--- BEGIN Material for this task ---
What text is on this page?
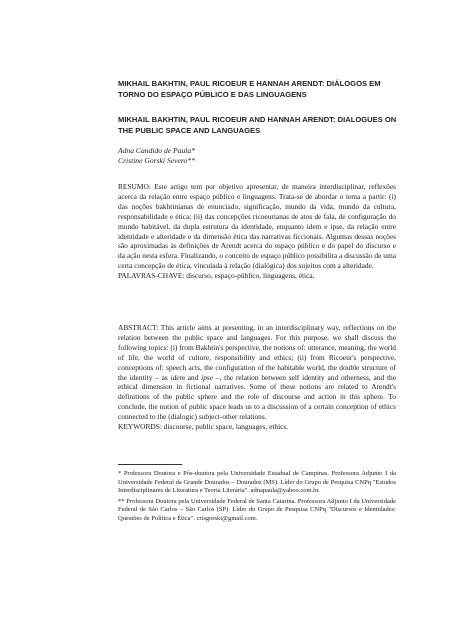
MIKHAIL BAKHTIN, PAUL RICOEUR E HANNAH ARENDT: DIÁLOGOS EM TORNO DO ESPAÇO PÚBLICO E DAS LINGUAGENS

MIKHAIL BAKHTIN, PAUL RICOEUR AND HANNAH ARENDT: DIALOGUES ON THE PUBLIC SPACE AND LANGUAGES

Adna Candido de Paula*
Cristine Gorski Severo**

RESUMO: Este artigo tem por objetivo apresentar, de maneira interdisciplinar, reflexões acerca da relação entre espaço público e linguagens. Trata-se de abordar o tema a partir: (i) das noções bakhtinianas de enunciado, significação, mundo da vida, mundo da cultura, responsabilidade e ética; (ii) das concepções ricoeurianas de atos de fala, de configuração do mundo habitável, da dupla estrutura da identidade, enquanto idem e ipse, da relação entre identidade e alteridade e da dimensão ética das narrativas ficcionais. Algumas dessas noções são aproximadas às definições de Arendt acerca do espaço público e do papel do discurso e da ação nesta esfera. Finalizando, o conceito de espaço público possibilita a discussão de uma certa concepção de ética, vinculada à relação (dialógica) dos sujeitos com a alteridade.

PALAVRAS-CHAVE: discurso, espaço-público, linguagens, ética.

ABSTRACT: This article aims at presenting, in an interdisciplinary way, reflections on the relation between the public space and languages. For this purpose, we shall discuss the following topics: (i) from Bakhtin's perspective, the notions of: utterance, meaning, the world of life, the world of culture, responsibility and ethics; (ii) from Ricoeur's perspective, conceptions of: speech acts, the configuration of the habitable world, the double structure of the identity – as idem and ipse –, the relation between self identity and otherness, and the ethical dimension in fictional narratives. Some of these notions are related to Arendt's definitions of the public sphere and the role of discourse and action in this sphere. To conclude, the notion of public space leads us to a discussion of a certain conception of ethics connected to the (dialogic) subject-other relations.

KEYWORDS: discourse, public space, languages, ethics.

* Professora Doutora e Pós-doutora pela Universidade Estadual de Campinas. Professora Adjunto I da Universidade Federal da Grande Dourados – Dourados (MS). Líder do Grupo de Pesquisa CNPq "Estudos Interdisciplinares de Literatura e Teoria Literária". adnapaula@yahoo.com.br.

** Professora Doutora pela Universidade Federal de Santa Catarina. Professora Adjunto I da Universidade Federal de São Carlos – São Carlos (SP). Líder do Grupo de Pesquisa CNPq "Discursos e Identidades: Questões de Política e Ética". crisgorski@gmail.com.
--- END Material for this task ---
Repeat the preceding records precisely, and leave every picture out of the copy.

What text is on this page?
MIKHAIL BAKHTIN, PAUL RICOEUR E HANNAH ARENDT: DIÁLOGOS EM TORNO DO ESPAÇO PÚBLICO E DAS LINGUAGENS

MIKHAIL BAKHTIN, PAUL RICOEUR AND HANNAH ARENDT: DIALOGUES ON THE PUBLIC SPACE AND LANGUAGES

Adna Candido de Paula*
Cristine Gorski Severo**

RESUMO: Este artigo tem por objetivo apresentar, de maneira interdisciplinar, reflexões acerca da relação entre espaço público e linguagens. Trata-se de abordar o tema a partir: (i) das noções bakhtinianas de enunciado, significação, mundo da vida, mundo da cultura, responsabilidade e ética; (ii) das concepções ricoeurianas de atos de fala, de configuração do mundo habitável, da dupla estrutura da identidade, enquanto idem e ipse, da relação entre identidade e alteridade e da dimensão ética das narrativas ficcionais. Algumas dessas noções são aproximadas às definições de Arendt acerca do espaço público e do papel do discurso e da ação nesta esfera. Finalizando, o conceito de espaço público possibilita a discussão de uma certa concepção de ética, vinculada à relação (dialógica) dos sujeitos com a alteridade.

PALAVRAS-CHAVE: discurso, espaço-público, linguagens, ética.

ABSTRACT: This article aims at presenting, in an interdisciplinary way, reflections on the relation between the public space and languages. For this purpose, we shall discuss the following topics: (i) from Bakhtin's perspective, the notions of: utterance, meaning, the world of life, the world of culture, responsibility and ethics; (ii) from Ricoeur's perspective, conceptions of: speech acts, the configuration of the habitable world, the double structure of the identity – as idem and ipse –, the relation between self identity and otherness, and the ethical dimension in fictional narratives. Some of these notions are related to Arendt's definitions of the public sphere and the role of discourse and action in this sphere. To conclude, the notion of public space leads us to a discussion of a certain conception of ethics connected to the (dialogic) subject-other relations.

KEYWORDS: discourse, public space, languages, ethics.

* Professora Doutora e Pós-doutora pela Universidade Estadual de Campinas. Professora Adjunto I da Universidade Federal da Grande Dourados – Dourados (MS). Líder do Grupo de Pesquisa CNPq "Estudos Interdisciplinares de Literatura e Teoria Literária". adnapaula@yahoo.com.br.

** Professora Doutora pela Universidade Federal de Santa Catarina. Professora Adjunto I da Universidade Federal de São Carlos – São Carlos (SP). Líder do Grupo de Pesquisa CNPq "Discursos e Identidades: Questões de Política e Ética". crisgorski@gmail.com.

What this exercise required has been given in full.